● Task brief
Every line that contains the word "Piso" should be copied out.

● Entries supplied
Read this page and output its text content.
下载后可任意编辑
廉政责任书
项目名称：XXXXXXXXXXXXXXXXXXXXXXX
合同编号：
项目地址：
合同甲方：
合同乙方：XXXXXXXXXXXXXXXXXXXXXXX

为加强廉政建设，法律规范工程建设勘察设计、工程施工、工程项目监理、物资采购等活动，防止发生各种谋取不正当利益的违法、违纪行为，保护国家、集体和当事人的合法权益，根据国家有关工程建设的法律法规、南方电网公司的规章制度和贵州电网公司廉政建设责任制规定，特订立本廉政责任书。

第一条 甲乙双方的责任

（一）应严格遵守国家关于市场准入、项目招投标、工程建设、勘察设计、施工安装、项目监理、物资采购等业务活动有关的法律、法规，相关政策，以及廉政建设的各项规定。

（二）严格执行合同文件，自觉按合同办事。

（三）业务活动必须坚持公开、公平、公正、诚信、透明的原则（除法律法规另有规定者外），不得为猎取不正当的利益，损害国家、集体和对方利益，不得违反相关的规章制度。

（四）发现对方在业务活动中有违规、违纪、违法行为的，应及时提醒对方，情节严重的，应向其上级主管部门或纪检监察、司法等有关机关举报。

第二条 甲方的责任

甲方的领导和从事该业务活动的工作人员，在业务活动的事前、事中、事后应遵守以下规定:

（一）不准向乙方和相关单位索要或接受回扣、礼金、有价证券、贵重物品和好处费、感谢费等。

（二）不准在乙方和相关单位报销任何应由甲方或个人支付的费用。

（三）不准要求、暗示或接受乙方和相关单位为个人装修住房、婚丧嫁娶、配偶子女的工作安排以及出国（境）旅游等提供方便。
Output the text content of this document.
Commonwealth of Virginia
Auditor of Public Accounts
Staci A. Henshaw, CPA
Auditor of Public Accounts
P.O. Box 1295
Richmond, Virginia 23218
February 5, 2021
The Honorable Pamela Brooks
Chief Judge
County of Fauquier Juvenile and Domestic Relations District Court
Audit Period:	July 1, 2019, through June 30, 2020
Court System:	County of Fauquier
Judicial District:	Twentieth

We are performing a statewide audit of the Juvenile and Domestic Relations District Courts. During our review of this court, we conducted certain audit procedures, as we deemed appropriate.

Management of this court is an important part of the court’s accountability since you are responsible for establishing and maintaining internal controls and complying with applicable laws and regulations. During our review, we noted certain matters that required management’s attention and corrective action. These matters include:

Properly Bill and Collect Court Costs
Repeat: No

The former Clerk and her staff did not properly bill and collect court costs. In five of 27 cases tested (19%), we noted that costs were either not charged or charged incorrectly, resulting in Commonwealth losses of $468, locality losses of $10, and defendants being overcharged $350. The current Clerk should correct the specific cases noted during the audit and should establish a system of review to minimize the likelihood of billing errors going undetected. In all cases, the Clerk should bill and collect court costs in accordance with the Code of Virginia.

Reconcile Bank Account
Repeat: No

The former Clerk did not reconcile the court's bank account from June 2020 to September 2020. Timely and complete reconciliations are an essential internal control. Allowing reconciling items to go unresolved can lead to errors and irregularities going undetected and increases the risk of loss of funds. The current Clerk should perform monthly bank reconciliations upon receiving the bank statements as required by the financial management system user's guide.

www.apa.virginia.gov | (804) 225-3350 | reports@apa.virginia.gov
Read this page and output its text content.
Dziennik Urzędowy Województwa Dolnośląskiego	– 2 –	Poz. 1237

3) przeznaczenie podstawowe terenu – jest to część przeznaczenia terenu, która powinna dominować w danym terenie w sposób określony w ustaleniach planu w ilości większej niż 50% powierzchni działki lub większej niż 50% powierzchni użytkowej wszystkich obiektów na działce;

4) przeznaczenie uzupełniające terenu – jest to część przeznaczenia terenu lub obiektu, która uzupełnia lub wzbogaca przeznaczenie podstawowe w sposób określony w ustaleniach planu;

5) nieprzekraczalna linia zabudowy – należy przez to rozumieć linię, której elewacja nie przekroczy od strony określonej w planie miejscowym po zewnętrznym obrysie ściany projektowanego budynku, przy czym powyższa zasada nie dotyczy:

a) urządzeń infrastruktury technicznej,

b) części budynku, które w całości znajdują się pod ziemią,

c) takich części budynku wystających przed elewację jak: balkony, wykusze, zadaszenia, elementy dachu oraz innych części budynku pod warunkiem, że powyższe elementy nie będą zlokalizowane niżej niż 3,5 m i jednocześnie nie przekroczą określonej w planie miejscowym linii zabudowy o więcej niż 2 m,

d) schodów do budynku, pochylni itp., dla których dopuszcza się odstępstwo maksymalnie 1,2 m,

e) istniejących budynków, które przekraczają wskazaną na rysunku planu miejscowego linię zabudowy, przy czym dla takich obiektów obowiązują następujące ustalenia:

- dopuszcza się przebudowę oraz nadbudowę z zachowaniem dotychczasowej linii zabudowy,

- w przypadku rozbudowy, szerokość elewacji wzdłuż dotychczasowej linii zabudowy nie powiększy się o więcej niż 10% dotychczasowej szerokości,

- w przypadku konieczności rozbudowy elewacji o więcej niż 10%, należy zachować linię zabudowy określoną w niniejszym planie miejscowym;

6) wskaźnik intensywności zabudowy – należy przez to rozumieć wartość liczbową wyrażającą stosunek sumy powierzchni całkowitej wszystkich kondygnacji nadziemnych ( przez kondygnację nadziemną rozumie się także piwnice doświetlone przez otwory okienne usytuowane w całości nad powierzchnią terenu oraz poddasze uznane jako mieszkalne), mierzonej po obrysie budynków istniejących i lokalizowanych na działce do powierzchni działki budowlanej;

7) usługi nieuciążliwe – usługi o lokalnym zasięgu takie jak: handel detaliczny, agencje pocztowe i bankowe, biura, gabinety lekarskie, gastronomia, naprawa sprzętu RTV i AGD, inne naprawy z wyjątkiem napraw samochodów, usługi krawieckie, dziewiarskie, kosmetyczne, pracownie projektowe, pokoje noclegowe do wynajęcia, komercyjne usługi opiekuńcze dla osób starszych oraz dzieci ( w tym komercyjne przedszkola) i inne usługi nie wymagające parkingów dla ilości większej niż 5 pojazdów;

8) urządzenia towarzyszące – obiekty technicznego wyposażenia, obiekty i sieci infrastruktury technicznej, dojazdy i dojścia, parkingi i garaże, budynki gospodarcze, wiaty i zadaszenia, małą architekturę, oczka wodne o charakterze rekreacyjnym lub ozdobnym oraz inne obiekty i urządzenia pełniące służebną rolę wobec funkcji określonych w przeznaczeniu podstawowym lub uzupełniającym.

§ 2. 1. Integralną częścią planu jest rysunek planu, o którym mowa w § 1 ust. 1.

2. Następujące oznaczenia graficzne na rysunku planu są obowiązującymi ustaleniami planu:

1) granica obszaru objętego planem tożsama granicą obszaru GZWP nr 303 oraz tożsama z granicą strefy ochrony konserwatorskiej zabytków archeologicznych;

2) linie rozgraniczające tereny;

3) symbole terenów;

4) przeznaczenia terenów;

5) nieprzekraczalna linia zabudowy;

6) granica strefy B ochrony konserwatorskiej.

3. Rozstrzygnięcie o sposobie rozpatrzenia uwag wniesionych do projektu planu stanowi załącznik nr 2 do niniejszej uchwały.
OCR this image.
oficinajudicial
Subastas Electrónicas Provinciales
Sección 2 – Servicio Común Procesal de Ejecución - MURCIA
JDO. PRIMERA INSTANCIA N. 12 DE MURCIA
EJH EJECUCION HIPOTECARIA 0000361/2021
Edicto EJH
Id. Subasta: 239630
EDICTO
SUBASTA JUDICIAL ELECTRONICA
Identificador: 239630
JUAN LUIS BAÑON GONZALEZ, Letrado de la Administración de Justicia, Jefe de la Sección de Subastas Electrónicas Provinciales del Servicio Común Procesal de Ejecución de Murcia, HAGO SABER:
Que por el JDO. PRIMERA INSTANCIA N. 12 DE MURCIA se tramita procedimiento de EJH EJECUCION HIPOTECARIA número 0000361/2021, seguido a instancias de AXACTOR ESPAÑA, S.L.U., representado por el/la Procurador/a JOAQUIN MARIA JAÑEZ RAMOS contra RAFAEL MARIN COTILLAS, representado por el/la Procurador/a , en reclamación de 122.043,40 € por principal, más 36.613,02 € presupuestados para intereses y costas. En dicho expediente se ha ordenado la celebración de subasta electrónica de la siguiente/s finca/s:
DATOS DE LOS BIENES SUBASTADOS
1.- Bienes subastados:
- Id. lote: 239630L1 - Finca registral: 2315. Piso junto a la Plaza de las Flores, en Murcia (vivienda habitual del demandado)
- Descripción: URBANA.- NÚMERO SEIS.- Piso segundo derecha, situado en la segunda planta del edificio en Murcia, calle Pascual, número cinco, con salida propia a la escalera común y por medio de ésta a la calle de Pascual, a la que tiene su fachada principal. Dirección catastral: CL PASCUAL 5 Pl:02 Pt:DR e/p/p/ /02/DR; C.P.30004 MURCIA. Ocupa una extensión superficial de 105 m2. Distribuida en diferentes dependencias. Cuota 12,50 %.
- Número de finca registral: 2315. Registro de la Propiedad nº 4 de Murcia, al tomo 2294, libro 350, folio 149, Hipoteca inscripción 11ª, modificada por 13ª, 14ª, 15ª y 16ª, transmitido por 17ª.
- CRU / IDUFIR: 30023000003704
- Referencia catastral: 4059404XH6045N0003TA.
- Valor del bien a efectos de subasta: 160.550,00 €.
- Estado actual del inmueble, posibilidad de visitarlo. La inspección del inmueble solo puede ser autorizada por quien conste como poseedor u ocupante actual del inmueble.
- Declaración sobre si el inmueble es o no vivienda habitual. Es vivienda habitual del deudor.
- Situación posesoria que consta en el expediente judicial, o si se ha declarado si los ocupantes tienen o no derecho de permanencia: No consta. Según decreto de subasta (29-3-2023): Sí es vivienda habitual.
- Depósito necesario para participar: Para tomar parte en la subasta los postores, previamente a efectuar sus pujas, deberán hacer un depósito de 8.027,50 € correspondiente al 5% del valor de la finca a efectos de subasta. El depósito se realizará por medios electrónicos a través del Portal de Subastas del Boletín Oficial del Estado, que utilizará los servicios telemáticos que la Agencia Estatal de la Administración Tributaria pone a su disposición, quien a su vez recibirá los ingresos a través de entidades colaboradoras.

● Written response
- Id. lote: 239630L1 - Finca registral: 2315. Piso junto a la Plaza de las Flores, en Murcia (vivienda habitual del demandado)
- Descripción: URBANA.- NÚMERO SEIS.- Piso segundo derecha, situado en la segunda planta del edificio en Murcia, calle Pascual, número cinco, con salida propia a la escalera común y por medio de ésta a la calle de Pascual, a la que tiene su fachada principal. Dirección catastral: CL PASCUAL 5 Pl:02 Pt:DR e/p/p/ /02/DR; C.P.30004 MURCIA. Ocupa una extensión superficial de 105 m2. Distribuida en diferentes dependencias. Cuota 12,50 %.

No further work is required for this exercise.